Short task =
Among the records that follow, count the lines with the string "students"; report only that count.

Data extract =
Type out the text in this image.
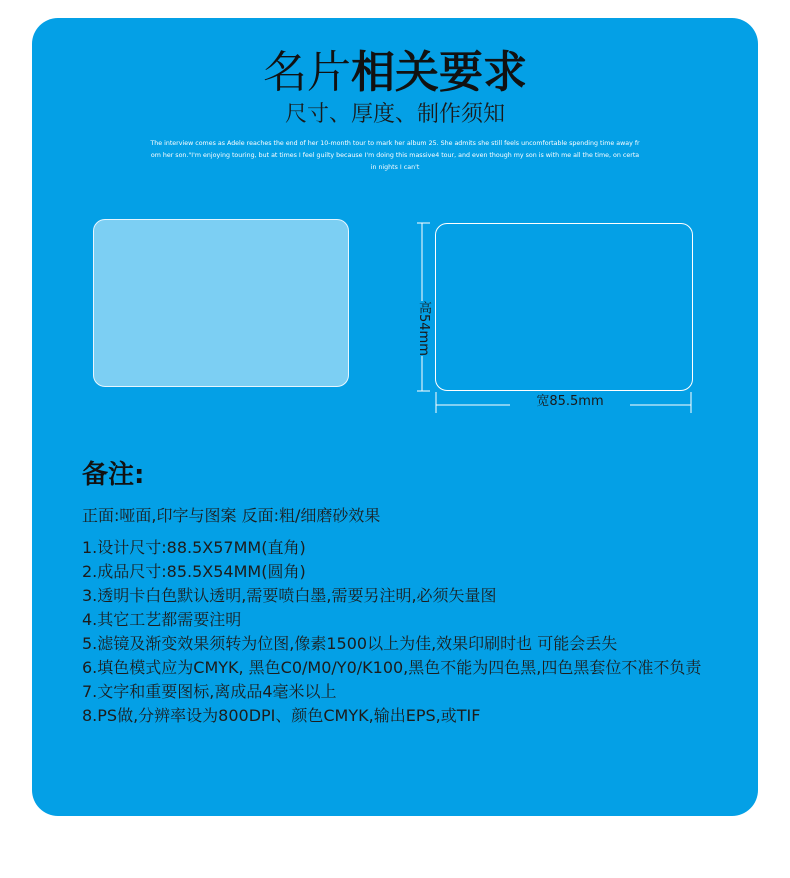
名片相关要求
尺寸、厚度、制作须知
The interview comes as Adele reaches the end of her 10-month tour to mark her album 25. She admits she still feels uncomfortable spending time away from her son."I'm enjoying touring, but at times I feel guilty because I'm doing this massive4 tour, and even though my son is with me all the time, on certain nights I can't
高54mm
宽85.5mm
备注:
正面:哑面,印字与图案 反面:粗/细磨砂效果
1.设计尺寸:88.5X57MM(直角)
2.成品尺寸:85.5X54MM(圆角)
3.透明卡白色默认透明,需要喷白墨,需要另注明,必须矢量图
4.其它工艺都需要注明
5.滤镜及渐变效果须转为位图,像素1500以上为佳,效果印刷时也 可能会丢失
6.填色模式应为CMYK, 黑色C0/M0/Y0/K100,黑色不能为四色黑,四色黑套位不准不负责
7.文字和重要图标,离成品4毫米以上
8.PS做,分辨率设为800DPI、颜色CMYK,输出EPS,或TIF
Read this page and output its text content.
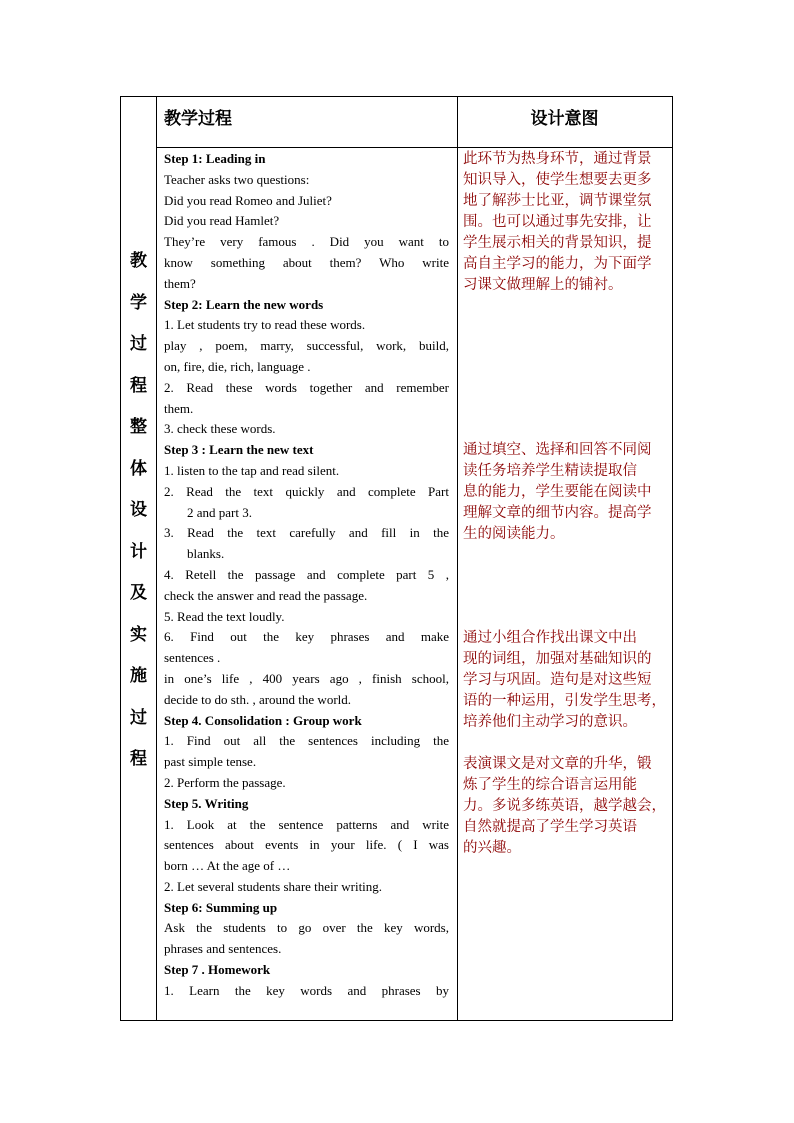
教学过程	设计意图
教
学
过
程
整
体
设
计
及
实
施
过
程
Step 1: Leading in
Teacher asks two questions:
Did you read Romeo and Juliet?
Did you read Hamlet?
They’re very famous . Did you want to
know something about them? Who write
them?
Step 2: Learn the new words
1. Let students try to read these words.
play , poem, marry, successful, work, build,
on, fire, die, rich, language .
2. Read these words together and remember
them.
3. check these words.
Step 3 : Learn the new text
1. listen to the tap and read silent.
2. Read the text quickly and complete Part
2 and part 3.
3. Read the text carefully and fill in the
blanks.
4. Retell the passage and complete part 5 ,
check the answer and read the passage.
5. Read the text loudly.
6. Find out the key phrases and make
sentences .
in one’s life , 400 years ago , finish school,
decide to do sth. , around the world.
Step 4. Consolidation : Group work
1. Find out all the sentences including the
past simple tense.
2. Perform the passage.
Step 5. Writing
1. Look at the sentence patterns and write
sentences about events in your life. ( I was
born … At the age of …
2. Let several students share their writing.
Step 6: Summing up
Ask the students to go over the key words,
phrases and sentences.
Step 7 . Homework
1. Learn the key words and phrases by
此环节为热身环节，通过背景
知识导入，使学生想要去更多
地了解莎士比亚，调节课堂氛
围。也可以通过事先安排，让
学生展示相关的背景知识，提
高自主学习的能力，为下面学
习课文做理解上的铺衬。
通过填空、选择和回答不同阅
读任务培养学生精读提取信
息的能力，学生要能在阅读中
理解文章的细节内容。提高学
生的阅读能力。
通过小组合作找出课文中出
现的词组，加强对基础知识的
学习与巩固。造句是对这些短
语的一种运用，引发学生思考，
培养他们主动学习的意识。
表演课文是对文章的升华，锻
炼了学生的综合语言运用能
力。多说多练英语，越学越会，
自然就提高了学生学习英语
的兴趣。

---

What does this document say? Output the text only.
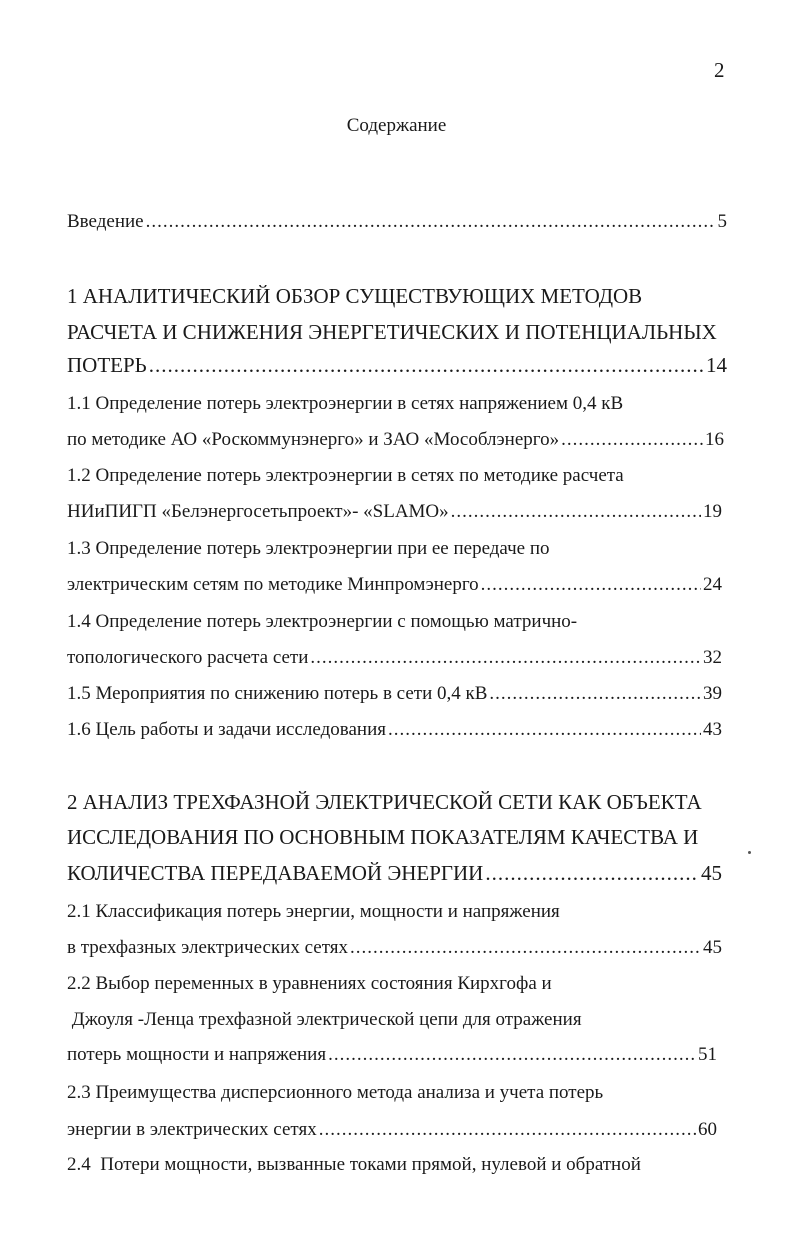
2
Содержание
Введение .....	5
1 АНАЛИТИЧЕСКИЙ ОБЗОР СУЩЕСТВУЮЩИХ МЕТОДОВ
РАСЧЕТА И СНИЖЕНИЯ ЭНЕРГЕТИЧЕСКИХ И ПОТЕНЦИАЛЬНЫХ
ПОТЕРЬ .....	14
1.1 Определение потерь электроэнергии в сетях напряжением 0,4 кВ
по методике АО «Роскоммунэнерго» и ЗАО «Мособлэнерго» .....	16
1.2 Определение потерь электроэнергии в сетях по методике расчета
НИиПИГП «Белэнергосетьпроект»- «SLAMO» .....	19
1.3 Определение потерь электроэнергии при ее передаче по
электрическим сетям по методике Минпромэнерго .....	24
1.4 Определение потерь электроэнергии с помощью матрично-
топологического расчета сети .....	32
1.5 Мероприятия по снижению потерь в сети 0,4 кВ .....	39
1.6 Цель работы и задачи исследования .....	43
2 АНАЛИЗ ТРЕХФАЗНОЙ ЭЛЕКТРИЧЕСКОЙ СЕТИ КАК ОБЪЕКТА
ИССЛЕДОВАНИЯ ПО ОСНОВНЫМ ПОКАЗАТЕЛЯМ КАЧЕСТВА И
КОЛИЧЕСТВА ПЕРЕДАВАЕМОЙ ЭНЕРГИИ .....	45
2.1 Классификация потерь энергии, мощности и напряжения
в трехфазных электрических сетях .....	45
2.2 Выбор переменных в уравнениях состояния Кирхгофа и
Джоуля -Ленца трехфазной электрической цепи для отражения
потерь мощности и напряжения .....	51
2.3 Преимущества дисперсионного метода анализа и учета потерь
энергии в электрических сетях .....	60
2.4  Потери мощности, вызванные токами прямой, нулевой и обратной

Task output =
3